§ Working data:
-- Begin --
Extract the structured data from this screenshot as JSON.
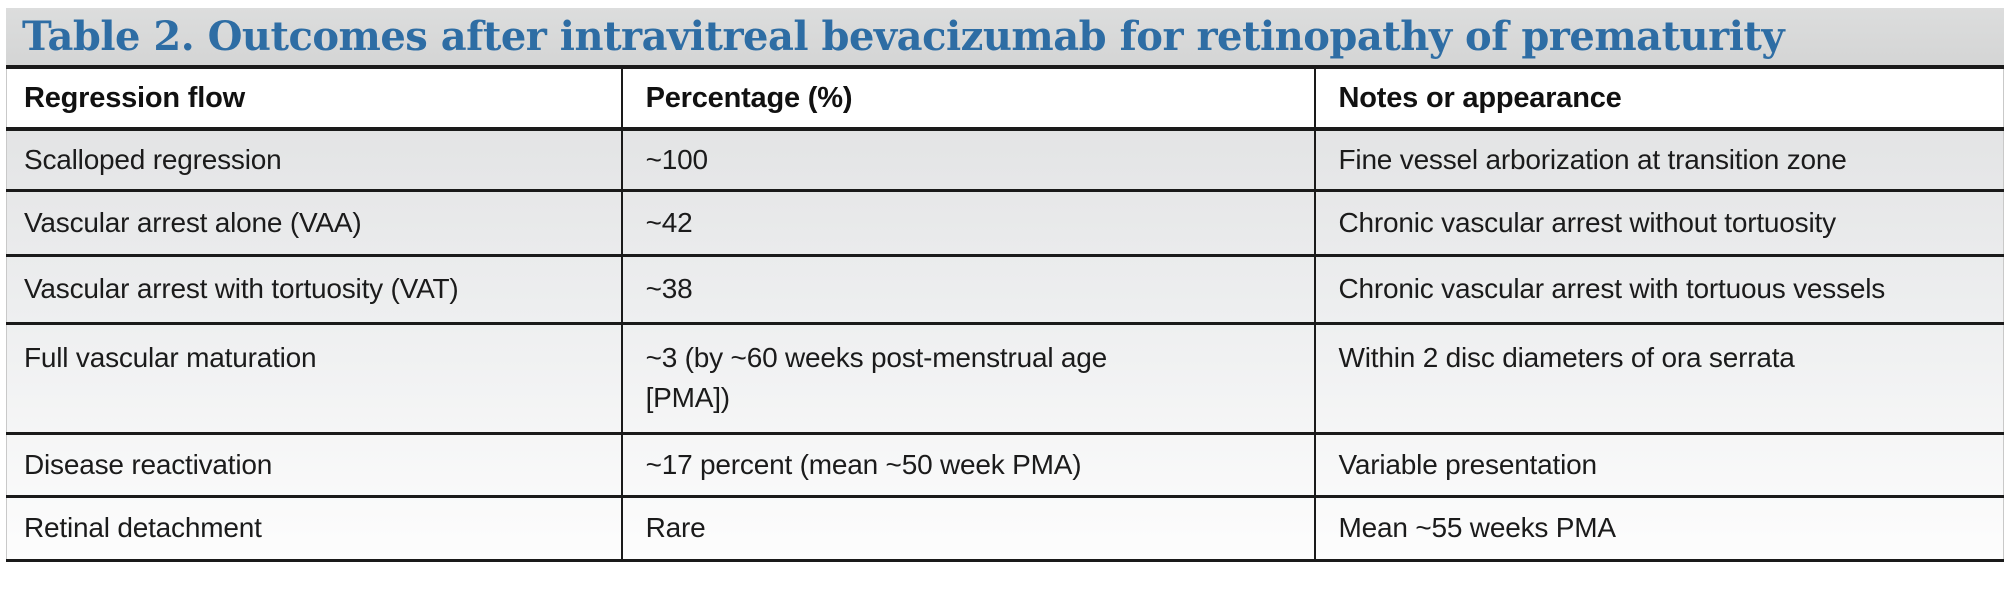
{
  "title": "Table 2. Outcomes after intravitreal bevacizumab for retinopathy of prematurity",
  "colors": {
    "title_text": "#2e6da4",
    "title_background": "#d7d8d8",
    "rule_black": "#1a1a1a",
    "body_gradient_top": "#e3e4e5",
    "body_gradient_bottom": "#fdfdfd"
  },
  "table": {
    "columns": [
      "Regression flow",
      "Percentage (%)",
      "Notes or appearance"
    ],
    "rows": [
      {
        "regression": "Scalloped regression",
        "percentage": "~100",
        "notes": "Fine vessel arborization at transition zone"
      },
      {
        "regression": "Vascular arrest alone (VAA)",
        "percentage": "~42",
        "notes": "Chronic vascular arrest without tortuosity"
      },
      {
        "regression": "Vascular arrest with tortuosity (VAT)",
        "percentage": "~38",
        "notes": "Chronic vascular arrest with tortuous vessels"
      },
      {
        "regression": "Full vascular maturation",
        "percentage": "~3 (by ~60 weeks post-menstrual age [PMA])",
        "notes": "Within 2 disc diameters of ora serrata"
      },
      {
        "regression": "Disease reactivation",
        "percentage": "~17 percent (mean ~50 week PMA)",
        "notes": "Variable presentation"
      },
      {
        "regression": "Retinal detachment",
        "percentage": "Rare",
        "notes": "Mean ~55 weeks PMA"
      }
    ]
  }
}
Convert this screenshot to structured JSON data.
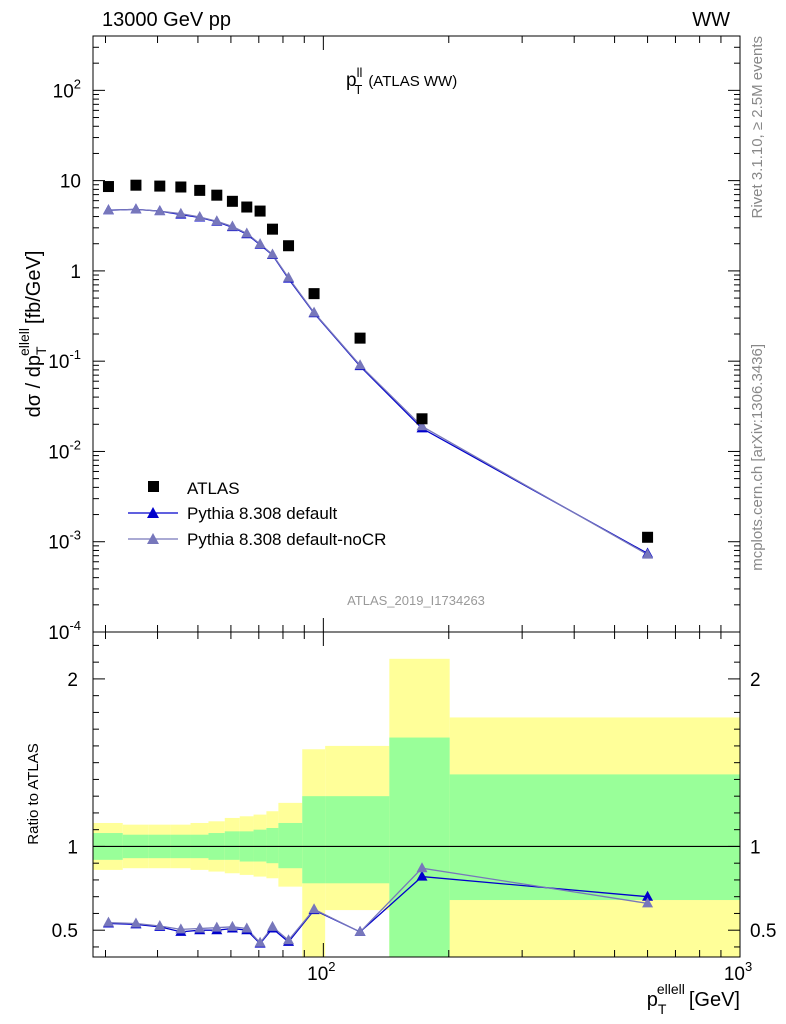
{
  "header": {
    "left": "13000 GeV pp",
    "right": "WW"
  },
  "side_labels": {
    "rivet": "Rivet 3.1.10, ≥ 2.5M events",
    "mcplots": "mcplots.cern.ch [arXiv:1306.3436]"
  },
  "chart_data": [
    {
      "type": "scatter",
      "title": "p_T^ll (ATLAS WW)",
      "title_main": "p",
      "title_sup": "ll",
      "title_sub": "T",
      "title_rest": "(ATLAS WW)",
      "ylabel": "dσ / dp_T^ellell [fb/GeV]",
      "ylabel_parts": {
        "a": "dσ / dp",
        "sub": "T",
        "sup": "ellell",
        "b": "[fb/GeV]"
      },
      "xscale": "log",
      "yscale": "log",
      "xlim": [
        28,
        1000
      ],
      "ylim": [
        0.0001,
        400
      ],
      "yticks": [
        {
          "base": "10",
          "exp": "-4"
        },
        {
          "base": "10",
          "exp": "-3"
        },
        {
          "base": "10",
          "exp": "-2"
        },
        {
          "base": "10",
          "exp": "-1"
        },
        {
          "base": "1",
          "exp": ""
        },
        {
          "base": "10",
          "exp": ""
        },
        {
          "base": "10",
          "exp": "2"
        }
      ],
      "watermark": "ATLAS_2019_I1734263",
      "legend": {
        "position": "bottom-left",
        "entries": [
          "ATLAS",
          "Pythia 8.308 default",
          "Pythia 8.308 default-noCR"
        ]
      },
      "series": [
        {
          "name": "ATLAS",
          "x": [
            30.5,
            35.5,
            40.5,
            45.5,
            50.5,
            55.5,
            60.5,
            65.5,
            70.5,
            75.5,
            82.5,
            95,
            122.5,
            172.5,
            600
          ],
          "y": [
            8.6,
            8.9,
            8.7,
            8.5,
            7.8,
            6.9,
            5.9,
            5.1,
            4.6,
            2.9,
            1.9,
            0.56,
            0.18,
            0.023,
            0.00112
          ]
        },
        {
          "name": "Pythia 8.308 default",
          "color": "#0000cc",
          "x": [
            30.5,
            35.5,
            40.5,
            45.5,
            50.5,
            55.5,
            60.5,
            65.5,
            70.5,
            75.5,
            82.5,
            95,
            122.5,
            172.5,
            600
          ],
          "y": [
            4.7,
            4.8,
            4.6,
            4.2,
            3.9,
            3.5,
            3.05,
            2.55,
            1.95,
            1.5,
            0.82,
            0.34,
            0.088,
            0.018,
            0.00074
          ]
        },
        {
          "name": "Pythia 8.308 default-noCR",
          "color": "#7777bb",
          "x": [
            30.5,
            35.5,
            40.5,
            45.5,
            50.5,
            55.5,
            60.5,
            65.5,
            70.5,
            75.5,
            82.5,
            95,
            122.5,
            172.5,
            600
          ],
          "y": [
            4.7,
            4.8,
            4.6,
            4.3,
            3.95,
            3.55,
            3.1,
            2.6,
            1.98,
            1.52,
            0.84,
            0.345,
            0.09,
            0.019,
            0.00072
          ]
        }
      ]
    },
    {
      "type": "scatter",
      "ylabel": "Ratio to ATLAS",
      "xlabel": "p_T^ellell [GeV]",
      "xlabel_parts": {
        "a": "p",
        "sub": "T",
        "sup": "ellell",
        "b": "[GeV]"
      },
      "xscale": "log",
      "xlim": [
        28,
        1000
      ],
      "ylim": [
        0.34,
        2.28
      ],
      "yticks": [
        "0.5",
        "1",
        "2"
      ],
      "xticks": [
        {
          "base": "10",
          "exp": "2"
        },
        {
          "base": "10",
          "exp": "3"
        }
      ],
      "bins": [
        {
          "lo": 28,
          "hi": 33,
          "green": [
            0.92,
            1.08
          ],
          "yellow": [
            0.86,
            1.14
          ]
        },
        {
          "lo": 33,
          "hi": 38,
          "green": [
            0.93,
            1.07
          ],
          "yellow": [
            0.87,
            1.13
          ]
        },
        {
          "lo": 38,
          "hi": 43,
          "green": [
            0.93,
            1.07
          ],
          "yellow": [
            0.87,
            1.13
          ]
        },
        {
          "lo": 43,
          "hi": 48,
          "green": [
            0.93,
            1.07
          ],
          "yellow": [
            0.87,
            1.13
          ]
        },
        {
          "lo": 48,
          "hi": 53,
          "green": [
            0.93,
            1.07
          ],
          "yellow": [
            0.86,
            1.14
          ]
        },
        {
          "lo": 53,
          "hi": 58,
          "green": [
            0.92,
            1.08
          ],
          "yellow": [
            0.85,
            1.15
          ]
        },
        {
          "lo": 58,
          "hi": 63,
          "green": [
            0.92,
            1.09
          ],
          "yellow": [
            0.84,
            1.17
          ]
        },
        {
          "lo": 63,
          "hi": 68,
          "green": [
            0.91,
            1.09
          ],
          "yellow": [
            0.83,
            1.18
          ]
        },
        {
          "lo": 68,
          "hi": 73,
          "green": [
            0.91,
            1.1
          ],
          "yellow": [
            0.82,
            1.19
          ]
        },
        {
          "lo": 73,
          "hi": 78,
          "green": [
            0.9,
            1.11
          ],
          "yellow": [
            0.81,
            1.21
          ]
        },
        {
          "lo": 78,
          "hi": 89,
          "green": [
            0.87,
            1.14
          ],
          "yellow": [
            0.76,
            1.26
          ]
        },
        {
          "lo": 89,
          "hi": 101,
          "green": [
            0.78,
            1.3
          ],
          "yellow": [
            0.62,
            1.58
          ]
        },
        {
          "lo": 101,
          "hi": 144,
          "green": [
            0.78,
            1.3
          ],
          "yellow": [
            0.62,
            1.6
          ]
        },
        {
          "lo": 144,
          "hi": 201,
          "green": [
            0.34,
            1.65
          ],
          "yellow": [
            0.34,
            2.12
          ]
        },
        {
          "lo": 201,
          "hi": 1000,
          "green": [
            0.34,
            1.43
          ],
          "yellow": [
            0.34,
            1.77
          ]
        }
      ],
      "yellow_low": [
        {
          "lo": 89,
          "hi": 101,
          "v": 0.62
        },
        {
          "lo": 201,
          "hi": 1000,
          "v": 0.68
        }
      ],
      "series": [
        {
          "name": "Pythia 8.308 default",
          "color": "#0000cc",
          "x": [
            30.5,
            35.5,
            40.5,
            45.5,
            50.5,
            55.5,
            60.5,
            65.5,
            70.5,
            75.5,
            82.5,
            95,
            122.5,
            172.5,
            600
          ],
          "y": [
            0.54,
            0.535,
            0.52,
            0.49,
            0.5,
            0.5,
            0.51,
            0.5,
            0.42,
            0.51,
            0.43,
            0.62,
            0.49,
            0.82,
            0.7
          ]
        },
        {
          "name": "Pythia 8.308 default-noCR",
          "color": "#7777bb",
          "x": [
            30.5,
            35.5,
            40.5,
            45.5,
            50.5,
            55.5,
            60.5,
            65.5,
            70.5,
            75.5,
            82.5,
            95,
            122.5,
            172.5,
            600
          ],
          "y": [
            0.545,
            0.54,
            0.525,
            0.505,
            0.51,
            0.515,
            0.52,
            0.51,
            0.425,
            0.52,
            0.44,
            0.625,
            0.49,
            0.87,
            0.66
          ]
        }
      ]
    }
  ]
}
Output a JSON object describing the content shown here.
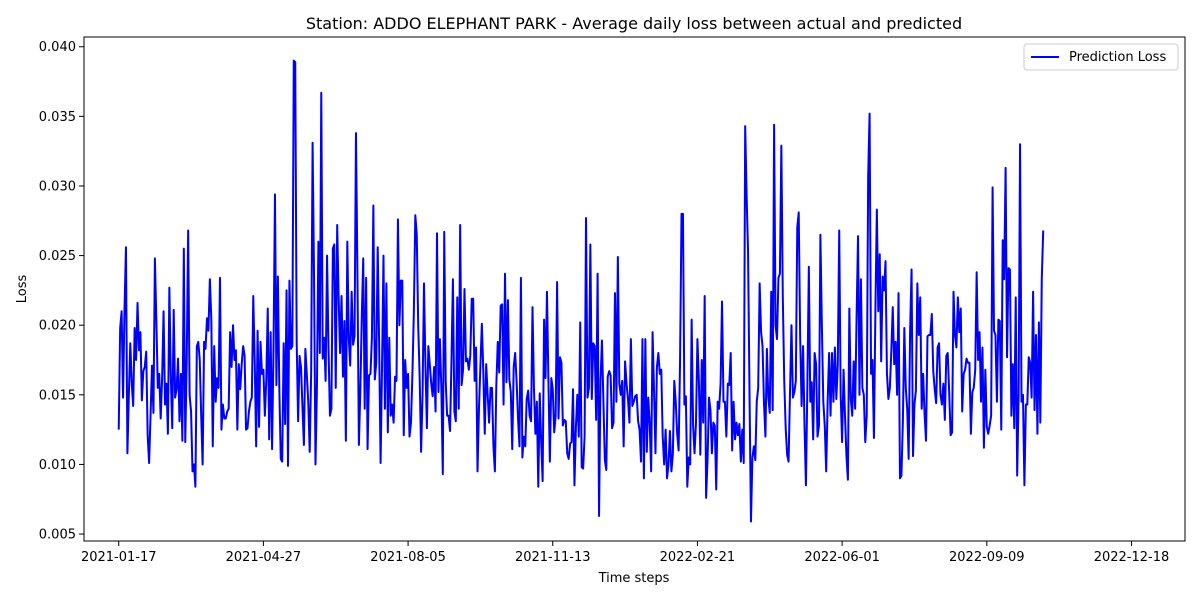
-- End --
§ Stated goal: Only a number is wanted: how many lines above include "tortuosity"?

§ Problem solution: 2